[Task to carry out]: Retype the whole listing below, character for character.

[Data provided]:
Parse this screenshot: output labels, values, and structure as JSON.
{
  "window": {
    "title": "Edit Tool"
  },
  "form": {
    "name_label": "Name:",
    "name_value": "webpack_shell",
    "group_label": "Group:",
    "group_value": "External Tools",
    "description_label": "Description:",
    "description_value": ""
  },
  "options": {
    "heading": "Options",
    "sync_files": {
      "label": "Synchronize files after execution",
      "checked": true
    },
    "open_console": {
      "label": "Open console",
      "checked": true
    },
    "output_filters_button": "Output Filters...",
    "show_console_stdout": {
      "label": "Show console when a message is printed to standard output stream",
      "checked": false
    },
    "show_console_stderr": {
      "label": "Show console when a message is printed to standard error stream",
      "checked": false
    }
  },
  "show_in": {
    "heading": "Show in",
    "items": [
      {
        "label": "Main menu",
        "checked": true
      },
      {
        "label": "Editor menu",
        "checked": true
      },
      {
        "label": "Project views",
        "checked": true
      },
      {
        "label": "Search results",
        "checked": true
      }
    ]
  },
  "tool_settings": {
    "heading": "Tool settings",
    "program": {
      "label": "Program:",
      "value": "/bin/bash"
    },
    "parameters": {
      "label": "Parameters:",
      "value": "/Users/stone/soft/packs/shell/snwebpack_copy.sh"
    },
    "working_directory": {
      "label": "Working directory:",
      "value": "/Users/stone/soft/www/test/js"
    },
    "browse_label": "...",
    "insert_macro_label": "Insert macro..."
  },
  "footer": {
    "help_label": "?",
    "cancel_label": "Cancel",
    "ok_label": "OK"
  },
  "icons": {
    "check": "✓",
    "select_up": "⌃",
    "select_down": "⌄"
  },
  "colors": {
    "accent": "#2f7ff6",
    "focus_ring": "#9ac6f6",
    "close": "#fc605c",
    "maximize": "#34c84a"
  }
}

[Correct result]:
Parse this screenshot: output labels, values, and structure as JSON.
{
  "window": {
    "title": "Edit Tool"
  },
  "form": {
    "name_label": "Name:",
    "name_value": "webpack_shell",
    "group_label": "Group:",
    "group_value": "External Tools",
    "description_label": "Description:",
    "description_value": ""
  },
  "options": {
    "heading": "Options",
    "sync_files": {
      "label": "Synchronize files after execution",
      "checked": true
    },
    "open_console": {
      "label": "Open console",
      "checked": true
    },
    "output_filters_button": "Output Filters...",
    "show_console_stdout": {
      "label": "Show console when a message is printed to standard output stream",
      "checked": false
    },
    "show_console_stderr": {
      "label": "Show console when a message is printed to standard error stream",
      "checked": false
    }
  },
  "show_in": {
    "heading": "Show in",
    "items": [
      {
        "label": "Main menu",
        "checked": true
      },
      {
        "label": "Editor menu",
        "checked": true
      },
      {
        "label": "Project views",
        "checked": true
      },
      {
        "label": "Search results",
        "checked": true
      }
    ]
  },
  "tool_settings": {
    "heading": "Tool settings",
    "program": {
      "label": "Program:",
      "value": "/bin/bash"
    },
    "parameters": {
      "label": "Parameters:",
      "value": "/Users/stone/soft/packs/shell/snwebpack_copy.sh"
    },
    "working_directory": {
      "label": "Working directory:",
      "value": "/Users/stone/soft/www/test/js"
    },
    "browse_label": "...",
    "insert_macro_label": "Insert macro..."
  },
  "footer": {
    "help_label": "?",
    "cancel_label": "Cancel",
    "ok_label": "OK"
  },
  "icons": {
    "check": "✓",
    "select_up": "⌃",
    "select_down": "⌄"
  },
  "colors": {
    "accent": "#2f7ff6",
    "focus_ring": "#9ac6f6",
    "close": "#fc605c",
    "maximize": "#34c84a"
  }
}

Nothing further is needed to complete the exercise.